WHAT IS REQUIRED
From the entries below, please gather each line containing the string "бюджета".

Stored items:
- - -
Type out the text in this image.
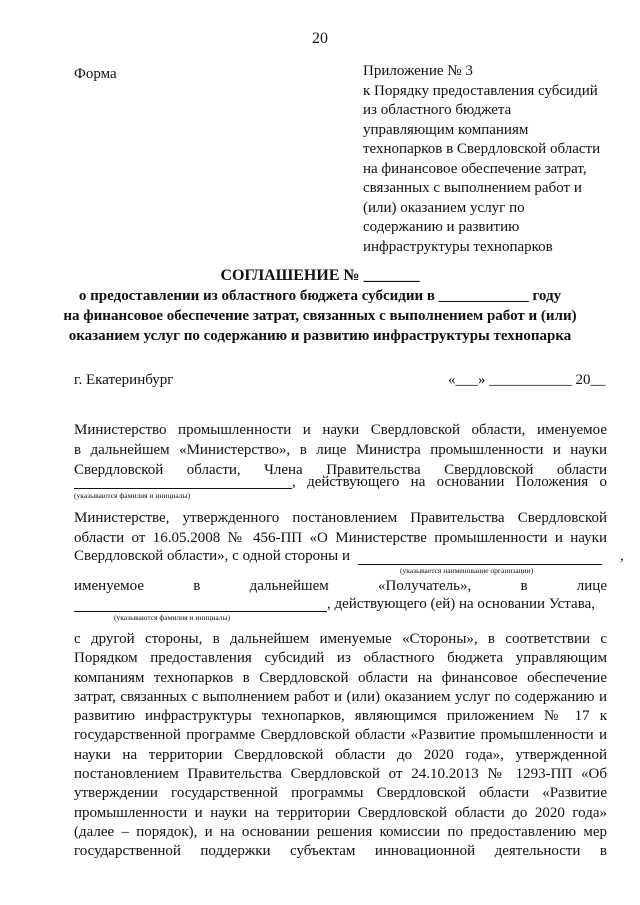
20
Форма	Приложение № 3
к Порядку предоставления субсидий
из областного бюджета
управляющим компаниям
технопарков в Свердловской области
на финансовое обеспечение затрат,
связанных с выполнением работ и
(или) оказанием услуг по
содержанию и развитию
инфраструктуры технопарков
СОГЛАШЕНИЕ № _______
о предоставлении из областного бюджета субсидии в ____________ году
на финансовое обеспечение затрат, связанных с выполнением работ и (или)
оказанием услуг по содержанию и развитию инфраструктуры технопарка
г. Екатеринбург	«___» ___________ 20__
Министерство промышленности и науки Свердловской области, именуемое
в дальнейшем «Министерство», в лице Министра промышленности и науки
Свердловской области, Члена Правительства Свердловской области
, действующего на основании Положения о
(указываются фамилия и инициалы)
Министерстве, утвержденного постановлением Правительства Свердловской
области от 16.05.2008 № 456-ПП «О Министерстве промышленности и науки
Свердловской области», с одной стороны и	,
(указывается наименование организации)
именуемое в дальнейшем «Получатель», в лице
, действующего (ей) на основании Устава,
(указываются фамилия и инициалы)
с другой стороны, в дальнейшем именуемые «Стороны», в соответствии с
Порядком предоставления субсидий из областного бюджета управляющим
компаниям технопарков в Свердловской области на финансовое обеспечение
затрат, связанных с выполнением работ и (или) оказанием услуг по содержанию и
развитию инфраструктуры технопарков, являющимся приложением № 17 к
государственной программе Свердловской области «Развитие промышленности и
науки на территории Свердловской области до 2020 года», утвержденной
постановлением Правительства Свердловской от 24.10.2013 № 1293-ПП «Об
утверждении государственной программы Свердловской области «Развитие
промышленности и науки на территории Свердловской области до 2020 года»
(далее – порядок), и на основании решения комиссии по предоставлению мер
государственной поддержки субъектам инновационной деятельности в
- - -
RESULT
из областного бюджета
о предоставлении из областного бюджета субсидии в ____________ году
Порядком предоставления субсидий из областного бюджета управляющим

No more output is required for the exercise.